Would you copy out the whole listing exactly as given?

··· DATA PROVIDED

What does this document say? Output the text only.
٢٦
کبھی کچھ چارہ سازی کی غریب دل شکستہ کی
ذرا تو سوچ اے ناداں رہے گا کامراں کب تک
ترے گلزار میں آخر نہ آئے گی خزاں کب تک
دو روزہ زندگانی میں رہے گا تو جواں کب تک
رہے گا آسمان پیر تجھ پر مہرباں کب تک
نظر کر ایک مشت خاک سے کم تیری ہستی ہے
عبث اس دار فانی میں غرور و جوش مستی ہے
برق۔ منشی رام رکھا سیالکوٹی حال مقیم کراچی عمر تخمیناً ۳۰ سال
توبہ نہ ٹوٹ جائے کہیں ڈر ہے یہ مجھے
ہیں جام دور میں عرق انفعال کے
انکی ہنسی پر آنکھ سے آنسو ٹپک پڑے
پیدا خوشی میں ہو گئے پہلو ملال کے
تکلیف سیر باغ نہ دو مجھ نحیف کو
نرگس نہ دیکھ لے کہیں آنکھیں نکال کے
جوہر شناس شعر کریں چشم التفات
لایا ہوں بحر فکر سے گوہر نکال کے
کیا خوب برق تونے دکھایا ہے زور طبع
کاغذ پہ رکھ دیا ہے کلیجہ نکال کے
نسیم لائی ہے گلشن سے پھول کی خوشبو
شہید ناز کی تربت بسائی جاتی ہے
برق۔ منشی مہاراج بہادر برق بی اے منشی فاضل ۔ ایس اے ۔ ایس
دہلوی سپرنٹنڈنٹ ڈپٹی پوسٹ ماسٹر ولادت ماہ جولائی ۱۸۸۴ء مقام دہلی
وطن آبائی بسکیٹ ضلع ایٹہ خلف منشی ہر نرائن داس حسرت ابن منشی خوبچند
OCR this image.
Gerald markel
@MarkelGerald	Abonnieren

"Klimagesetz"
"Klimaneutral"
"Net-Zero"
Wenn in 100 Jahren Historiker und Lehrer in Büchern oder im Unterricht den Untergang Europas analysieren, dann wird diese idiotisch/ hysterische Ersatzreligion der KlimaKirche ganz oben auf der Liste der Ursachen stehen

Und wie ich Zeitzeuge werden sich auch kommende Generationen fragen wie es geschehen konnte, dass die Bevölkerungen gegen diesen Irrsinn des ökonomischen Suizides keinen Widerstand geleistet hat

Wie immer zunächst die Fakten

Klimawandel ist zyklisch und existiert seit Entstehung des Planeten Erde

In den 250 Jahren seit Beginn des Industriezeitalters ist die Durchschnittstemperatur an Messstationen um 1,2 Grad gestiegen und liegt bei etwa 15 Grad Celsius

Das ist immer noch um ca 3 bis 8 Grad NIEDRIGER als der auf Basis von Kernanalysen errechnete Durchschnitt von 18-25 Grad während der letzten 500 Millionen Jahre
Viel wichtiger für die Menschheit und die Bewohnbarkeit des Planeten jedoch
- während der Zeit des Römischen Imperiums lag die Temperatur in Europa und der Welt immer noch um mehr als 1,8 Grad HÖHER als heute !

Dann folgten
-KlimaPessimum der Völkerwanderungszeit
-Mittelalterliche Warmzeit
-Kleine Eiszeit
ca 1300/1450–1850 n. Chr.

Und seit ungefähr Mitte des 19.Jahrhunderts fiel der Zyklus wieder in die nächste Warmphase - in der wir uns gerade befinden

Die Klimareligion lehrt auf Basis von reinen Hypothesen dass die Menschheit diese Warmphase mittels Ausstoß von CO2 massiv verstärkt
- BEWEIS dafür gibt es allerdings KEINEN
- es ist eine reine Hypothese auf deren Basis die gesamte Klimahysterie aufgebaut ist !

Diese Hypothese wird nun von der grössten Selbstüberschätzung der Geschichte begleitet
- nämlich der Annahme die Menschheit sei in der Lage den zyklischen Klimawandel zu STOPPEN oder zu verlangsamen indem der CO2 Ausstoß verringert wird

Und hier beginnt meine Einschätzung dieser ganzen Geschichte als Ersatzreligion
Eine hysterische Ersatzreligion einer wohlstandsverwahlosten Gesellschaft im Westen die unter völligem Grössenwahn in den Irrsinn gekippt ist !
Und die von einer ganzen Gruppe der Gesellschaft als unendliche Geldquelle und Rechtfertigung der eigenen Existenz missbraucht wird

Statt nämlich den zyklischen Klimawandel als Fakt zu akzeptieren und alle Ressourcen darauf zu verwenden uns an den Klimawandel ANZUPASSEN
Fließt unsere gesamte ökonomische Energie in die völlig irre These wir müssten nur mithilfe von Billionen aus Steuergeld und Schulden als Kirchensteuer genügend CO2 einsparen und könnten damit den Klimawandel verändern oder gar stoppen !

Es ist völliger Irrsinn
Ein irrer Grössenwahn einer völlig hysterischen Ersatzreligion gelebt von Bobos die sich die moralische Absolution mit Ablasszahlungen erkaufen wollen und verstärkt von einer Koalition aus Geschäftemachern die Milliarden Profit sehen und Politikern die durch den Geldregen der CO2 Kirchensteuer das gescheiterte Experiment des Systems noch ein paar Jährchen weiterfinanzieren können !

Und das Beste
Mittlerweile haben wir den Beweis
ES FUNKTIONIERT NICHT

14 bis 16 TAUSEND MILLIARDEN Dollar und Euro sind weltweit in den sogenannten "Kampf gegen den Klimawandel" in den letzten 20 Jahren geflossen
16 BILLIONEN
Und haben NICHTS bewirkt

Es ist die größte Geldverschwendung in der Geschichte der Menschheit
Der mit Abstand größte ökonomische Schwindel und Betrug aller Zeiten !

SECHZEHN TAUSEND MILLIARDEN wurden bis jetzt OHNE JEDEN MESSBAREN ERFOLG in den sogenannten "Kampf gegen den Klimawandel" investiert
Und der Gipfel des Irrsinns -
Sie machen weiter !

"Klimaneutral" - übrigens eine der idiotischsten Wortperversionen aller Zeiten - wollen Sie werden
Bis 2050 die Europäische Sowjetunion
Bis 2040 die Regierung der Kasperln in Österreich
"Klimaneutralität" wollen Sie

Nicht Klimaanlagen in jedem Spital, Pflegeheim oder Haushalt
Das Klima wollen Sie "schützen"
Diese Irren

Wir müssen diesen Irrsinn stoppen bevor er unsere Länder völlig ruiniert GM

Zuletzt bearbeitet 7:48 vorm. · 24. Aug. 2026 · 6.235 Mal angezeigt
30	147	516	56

······

→ **RESULT**:
What does this document say? Output the text only.
٢٦
کبھی کچھ چارہ سازی کی غریب دل شکستہ کی
ذرا تو سوچ اے ناداں رہے گا کامراں کب تک
ترے گلزار میں آخر نہ آئے گی خزاں کب تک
دو روزہ زندگانی میں رہے گا تو جواں کب تک
رہے گا آسمان پیر تجھ پر مہرباں کب تک
نظر کر ایک مشت خاک سے کم تیری ہستی ہے
عبث اس دار فانی میں غرور و جوش مستی ہے
برق۔ منشی رام رکھا سیالکوٹی حال مقیم کراچی عمر تخمیناً ۳۰ سال
توبہ نہ ٹوٹ جائے کہیں ڈر ہے یہ مجھے
ہیں جام دور میں عرق انفعال کے
انکی ہنسی پر آنکھ سے آنسو ٹپک پڑے
پیدا خوشی میں ہو گئے پہلو ملال کے
تکلیف سیر باغ نہ دو مجھ نحیف کو
نرگس نہ دیکھ لے کہیں آنکھیں نکال کے
جوہر شناس شعر کریں چشم التفات
لایا ہوں بحر فکر سے گوہر نکال کے
کیا خوب برق تونے دکھایا ہے زور طبع
کاغذ پہ رکھ دیا ہے کلیجہ نکال کے
نسیم لائی ہے گلشن سے پھول کی خوشبو
شہید ناز کی تربت بسائی جاتی ہے
برق۔ منشی مہاراج بہادر برق بی اے منشی فاضل ۔ ایس اے ۔ ایس
دہلوی سپرنٹنڈنٹ ڈپٹی پوسٹ ماسٹر ولادت ماہ جولائی ۱۸۸۴ء مقام دہلی
وطن آبائی بسکیٹ ضلع ایٹہ خلف منشی ہر نرائن داس حسرت ابن منشی خوبچند
OCR this image.
Gerald markel
@MarkelGerald	Abonnieren

"Klimagesetz"
"Klimaneutral"
"Net-Zero"
Wenn in 100 Jahren Historiker und Lehrer in Büchern oder im Unterricht den Untergang Europas analysieren, dann wird diese idiotisch/ hysterische Ersatzreligion der KlimaKirche ganz oben auf der Liste der Ursachen stehen

Und wie ich Zeitzeuge werden sich auch kommende Generationen fragen wie es geschehen konnte, dass die Bevölkerungen gegen diesen Irrsinn des ökonomischen Suizides keinen Widerstand geleistet hat

Wie immer zunächst die Fakten

Klimawandel ist zyklisch und existiert seit Entstehung des Planeten Erde

In den 250 Jahren seit Beginn des Industriezeitalters ist die Durchschnittstemperatur an Messstationen um 1,2 Grad gestiegen und liegt bei etwa 15 Grad Celsius

Das ist immer noch um ca 3 bis 8 Grad NIEDRIGER als der auf Basis von Kernanalysen errechnete Durchschnitt von 18-25 Grad während der letzten 500 Millionen Jahre
Viel wichtiger für die Menschheit und die Bewohnbarkeit des Planeten jedoch
- während der Zeit des Römischen Imperiums lag die Temperatur in Europa und der Welt immer noch um mehr als 1,8 Grad HÖHER als heute !

Dann folgten
-KlimaPessimum der Völkerwanderungszeit
-Mittelalterliche Warmzeit
-Kleine Eiszeit
ca 1300/1450–1850 n. Chr.

Und seit ungefähr Mitte des 19.Jahrhunderts fiel der Zyklus wieder in die nächste Warmphase - in der wir uns gerade befinden

Die Klimareligion lehrt auf Basis von reinen Hypothesen dass die Menschheit diese Warmphase mittels Ausstoß von CO2 massiv verstärkt
- BEWEIS dafür gibt es allerdings KEINEN
- es ist eine reine Hypothese auf deren Basis die gesamte Klimahysterie aufgebaut ist !

Diese Hypothese wird nun von der grössten Selbstüberschätzung der Geschichte begleitet
- nämlich der Annahme die Menschheit sei in der Lage den zyklischen Klimawandel zu STOPPEN oder zu verlangsamen indem der CO2 Ausstoß verringert wird

Und hier beginnt meine Einschätzung dieser ganzen Geschichte als Ersatzreligion
Eine hysterische Ersatzreligion einer wohlstandsverwahlosten Gesellschaft im Westen die unter völligem Grössenwahn in den Irrsinn gekippt ist !
Und die von einer ganzen Gruppe der Gesellschaft als unendliche Geldquelle und Rechtfertigung der eigenen Existenz missbraucht wird

Statt nämlich den zyklischen Klimawandel als Fakt zu akzeptieren und alle Ressourcen darauf zu verwenden uns an den Klimawandel ANZUPASSEN
Fließt unsere gesamte ökonomische Energie in die völlig irre These wir müssten nur mithilfe von Billionen aus Steuergeld und Schulden als Kirchensteuer genügend CO2 einsparen und könnten damit den Klimawandel verändern oder gar stoppen !

Es ist völliger Irrsinn
Ein irrer Grössenwahn einer völlig hysterischen Ersatzreligion gelebt von Bobos die sich die moralische Absolution mit Ablasszahlungen erkaufen wollen und verstärkt von einer Koalition aus Geschäftemachern die Milliarden Profit sehen und Politikern die durch den Geldregen der CO2 Kirchensteuer das gescheiterte Experiment des Systems noch ein paar Jährchen weiterfinanzieren können !

Und das Beste
Mittlerweile haben wir den Beweis
ES FUNKTIONIERT NICHT

14 bis 16 TAUSEND MILLIARDEN Dollar und Euro sind weltweit in den sogenannten "Kampf gegen den Klimawandel" in den letzten 20 Jahren geflossen
16 BILLIONEN
Und haben NICHTS bewirkt

Es ist die größte Geldverschwendung in der Geschichte der Menschheit
Der mit Abstand größte ökonomische Schwindel und Betrug aller Zeiten !

SECHZEHN TAUSEND MILLIARDEN wurden bis jetzt OHNE JEDEN MESSBAREN ERFOLG in den sogenannten "Kampf gegen den Klimawandel" investiert
Und der Gipfel des Irrsinns -
Sie machen weiter !

"Klimaneutral" - übrigens eine der idiotischsten Wortperversionen aller Zeiten - wollen Sie werden
Bis 2050 die Europäische Sowjetunion
Bis 2040 die Regierung der Kasperln in Österreich
"Klimaneutralität" wollen Sie

Nicht Klimaanlagen in jedem Spital, Pflegeheim oder Haushalt
Das Klima wollen Sie "schützen"
Diese Irren

Wir müssen diesen Irrsinn stoppen bevor er unsere Länder völlig ruiniert GM

Zuletzt bearbeitet 7:48 vorm. · 24. Aug. 2026 · 6.235 Mal angezeigt
30	147	516	56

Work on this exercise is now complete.